▸ Exercise input:
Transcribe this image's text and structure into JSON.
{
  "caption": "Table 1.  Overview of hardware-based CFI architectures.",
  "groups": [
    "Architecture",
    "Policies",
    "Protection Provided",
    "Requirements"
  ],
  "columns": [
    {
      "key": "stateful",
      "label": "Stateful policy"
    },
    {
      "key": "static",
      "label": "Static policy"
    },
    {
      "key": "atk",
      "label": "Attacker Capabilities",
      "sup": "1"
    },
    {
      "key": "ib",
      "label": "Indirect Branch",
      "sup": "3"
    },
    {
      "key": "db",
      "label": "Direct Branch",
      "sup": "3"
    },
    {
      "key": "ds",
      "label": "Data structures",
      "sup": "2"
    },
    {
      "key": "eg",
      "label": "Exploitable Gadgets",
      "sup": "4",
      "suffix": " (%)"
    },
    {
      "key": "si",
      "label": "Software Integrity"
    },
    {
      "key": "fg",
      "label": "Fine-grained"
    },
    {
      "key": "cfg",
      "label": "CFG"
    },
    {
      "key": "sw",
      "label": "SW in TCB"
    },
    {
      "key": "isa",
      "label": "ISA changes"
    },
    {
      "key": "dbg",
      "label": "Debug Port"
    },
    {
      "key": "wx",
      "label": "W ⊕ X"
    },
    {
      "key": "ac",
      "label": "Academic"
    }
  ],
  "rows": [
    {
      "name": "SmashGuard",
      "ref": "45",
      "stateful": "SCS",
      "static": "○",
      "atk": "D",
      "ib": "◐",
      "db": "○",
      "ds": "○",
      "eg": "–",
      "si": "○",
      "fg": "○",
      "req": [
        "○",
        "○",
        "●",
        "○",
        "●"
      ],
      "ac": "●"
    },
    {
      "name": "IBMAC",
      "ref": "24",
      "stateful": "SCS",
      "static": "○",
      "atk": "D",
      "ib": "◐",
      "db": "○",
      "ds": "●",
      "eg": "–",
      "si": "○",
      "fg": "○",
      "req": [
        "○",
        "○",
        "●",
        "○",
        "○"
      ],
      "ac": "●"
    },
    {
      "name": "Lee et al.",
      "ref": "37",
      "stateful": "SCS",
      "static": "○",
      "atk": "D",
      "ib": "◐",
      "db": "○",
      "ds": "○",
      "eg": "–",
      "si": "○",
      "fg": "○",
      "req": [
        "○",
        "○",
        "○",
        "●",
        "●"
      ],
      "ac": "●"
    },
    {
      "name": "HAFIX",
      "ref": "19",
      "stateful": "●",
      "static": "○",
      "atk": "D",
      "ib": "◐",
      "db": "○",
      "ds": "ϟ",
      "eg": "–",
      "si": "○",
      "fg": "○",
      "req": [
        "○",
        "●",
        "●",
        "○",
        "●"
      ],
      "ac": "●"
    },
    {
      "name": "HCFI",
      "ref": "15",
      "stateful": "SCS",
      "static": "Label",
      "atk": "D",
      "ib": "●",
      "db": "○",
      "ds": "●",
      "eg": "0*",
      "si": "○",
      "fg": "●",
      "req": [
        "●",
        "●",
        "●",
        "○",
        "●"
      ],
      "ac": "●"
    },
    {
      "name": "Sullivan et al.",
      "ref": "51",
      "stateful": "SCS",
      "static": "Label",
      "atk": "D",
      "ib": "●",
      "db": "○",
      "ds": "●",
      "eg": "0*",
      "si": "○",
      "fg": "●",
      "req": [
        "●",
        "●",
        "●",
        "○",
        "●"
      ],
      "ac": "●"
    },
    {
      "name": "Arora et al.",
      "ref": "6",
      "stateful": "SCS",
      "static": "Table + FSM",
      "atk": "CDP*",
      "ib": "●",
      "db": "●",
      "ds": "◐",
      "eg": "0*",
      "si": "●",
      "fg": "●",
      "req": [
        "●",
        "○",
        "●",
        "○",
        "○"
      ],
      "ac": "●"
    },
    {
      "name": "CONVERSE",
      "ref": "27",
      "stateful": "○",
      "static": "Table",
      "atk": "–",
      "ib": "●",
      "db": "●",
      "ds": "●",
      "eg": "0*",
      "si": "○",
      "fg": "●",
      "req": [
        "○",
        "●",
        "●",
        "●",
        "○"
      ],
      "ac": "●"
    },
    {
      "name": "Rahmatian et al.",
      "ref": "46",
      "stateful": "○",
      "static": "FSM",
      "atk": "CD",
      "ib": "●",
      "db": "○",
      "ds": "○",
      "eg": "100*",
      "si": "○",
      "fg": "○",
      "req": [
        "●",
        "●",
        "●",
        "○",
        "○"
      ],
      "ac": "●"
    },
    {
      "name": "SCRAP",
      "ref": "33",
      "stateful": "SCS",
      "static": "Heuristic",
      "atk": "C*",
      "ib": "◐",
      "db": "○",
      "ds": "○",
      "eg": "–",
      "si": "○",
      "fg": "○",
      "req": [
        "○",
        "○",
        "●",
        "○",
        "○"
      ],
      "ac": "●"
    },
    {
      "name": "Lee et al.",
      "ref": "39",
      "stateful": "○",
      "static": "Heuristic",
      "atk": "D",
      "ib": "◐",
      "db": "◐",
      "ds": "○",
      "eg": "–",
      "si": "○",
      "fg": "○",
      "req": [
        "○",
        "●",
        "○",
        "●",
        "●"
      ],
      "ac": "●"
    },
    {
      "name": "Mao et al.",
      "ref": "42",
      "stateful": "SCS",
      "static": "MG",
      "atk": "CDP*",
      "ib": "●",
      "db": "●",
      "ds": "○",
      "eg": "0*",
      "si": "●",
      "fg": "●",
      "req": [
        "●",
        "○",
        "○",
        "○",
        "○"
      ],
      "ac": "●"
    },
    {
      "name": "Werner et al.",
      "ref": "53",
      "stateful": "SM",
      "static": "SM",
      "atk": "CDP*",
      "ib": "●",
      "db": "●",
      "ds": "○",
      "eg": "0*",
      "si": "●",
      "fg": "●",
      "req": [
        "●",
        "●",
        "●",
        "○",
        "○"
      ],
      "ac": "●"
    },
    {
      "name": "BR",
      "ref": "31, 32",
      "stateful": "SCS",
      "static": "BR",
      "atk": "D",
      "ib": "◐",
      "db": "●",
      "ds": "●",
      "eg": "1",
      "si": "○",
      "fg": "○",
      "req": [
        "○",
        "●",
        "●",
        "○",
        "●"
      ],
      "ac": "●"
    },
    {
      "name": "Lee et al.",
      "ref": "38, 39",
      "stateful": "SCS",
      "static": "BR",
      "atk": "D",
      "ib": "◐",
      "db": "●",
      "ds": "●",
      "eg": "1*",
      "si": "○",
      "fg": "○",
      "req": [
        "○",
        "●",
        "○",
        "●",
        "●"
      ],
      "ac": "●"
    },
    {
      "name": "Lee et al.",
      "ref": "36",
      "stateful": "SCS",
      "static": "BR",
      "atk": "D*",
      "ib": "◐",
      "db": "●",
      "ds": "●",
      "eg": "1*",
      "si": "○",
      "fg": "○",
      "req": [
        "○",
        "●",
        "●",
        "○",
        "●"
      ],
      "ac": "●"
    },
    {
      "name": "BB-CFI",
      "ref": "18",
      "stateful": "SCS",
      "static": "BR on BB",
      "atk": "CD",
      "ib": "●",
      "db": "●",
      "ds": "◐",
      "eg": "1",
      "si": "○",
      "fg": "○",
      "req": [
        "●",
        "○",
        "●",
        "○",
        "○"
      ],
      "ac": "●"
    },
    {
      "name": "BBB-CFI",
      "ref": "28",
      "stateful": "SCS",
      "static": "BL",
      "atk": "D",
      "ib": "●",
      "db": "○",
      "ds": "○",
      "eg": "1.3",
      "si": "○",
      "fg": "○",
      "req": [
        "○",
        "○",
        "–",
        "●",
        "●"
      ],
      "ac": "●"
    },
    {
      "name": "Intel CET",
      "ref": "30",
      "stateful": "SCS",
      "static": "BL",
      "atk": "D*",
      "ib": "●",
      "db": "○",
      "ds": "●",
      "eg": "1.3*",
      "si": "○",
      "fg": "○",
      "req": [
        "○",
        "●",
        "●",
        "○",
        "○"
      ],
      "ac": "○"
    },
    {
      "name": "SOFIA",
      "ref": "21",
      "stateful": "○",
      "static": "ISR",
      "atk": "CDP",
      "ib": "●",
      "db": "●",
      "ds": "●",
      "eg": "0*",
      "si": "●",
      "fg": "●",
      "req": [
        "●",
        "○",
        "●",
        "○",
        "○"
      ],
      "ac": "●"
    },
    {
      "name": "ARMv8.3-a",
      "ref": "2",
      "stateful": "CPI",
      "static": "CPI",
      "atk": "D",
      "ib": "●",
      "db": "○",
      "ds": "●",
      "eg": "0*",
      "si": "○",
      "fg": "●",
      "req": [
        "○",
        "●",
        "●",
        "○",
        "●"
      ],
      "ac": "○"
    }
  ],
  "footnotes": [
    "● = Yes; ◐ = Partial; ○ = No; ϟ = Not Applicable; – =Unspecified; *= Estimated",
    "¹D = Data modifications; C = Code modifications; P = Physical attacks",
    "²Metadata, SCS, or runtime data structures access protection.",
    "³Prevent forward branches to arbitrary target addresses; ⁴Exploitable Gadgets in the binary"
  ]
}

▸ Problem to work on: What is the number of lines in the records above that include the word "structures"? Reply with that number and nothing more.

▸ In response: 2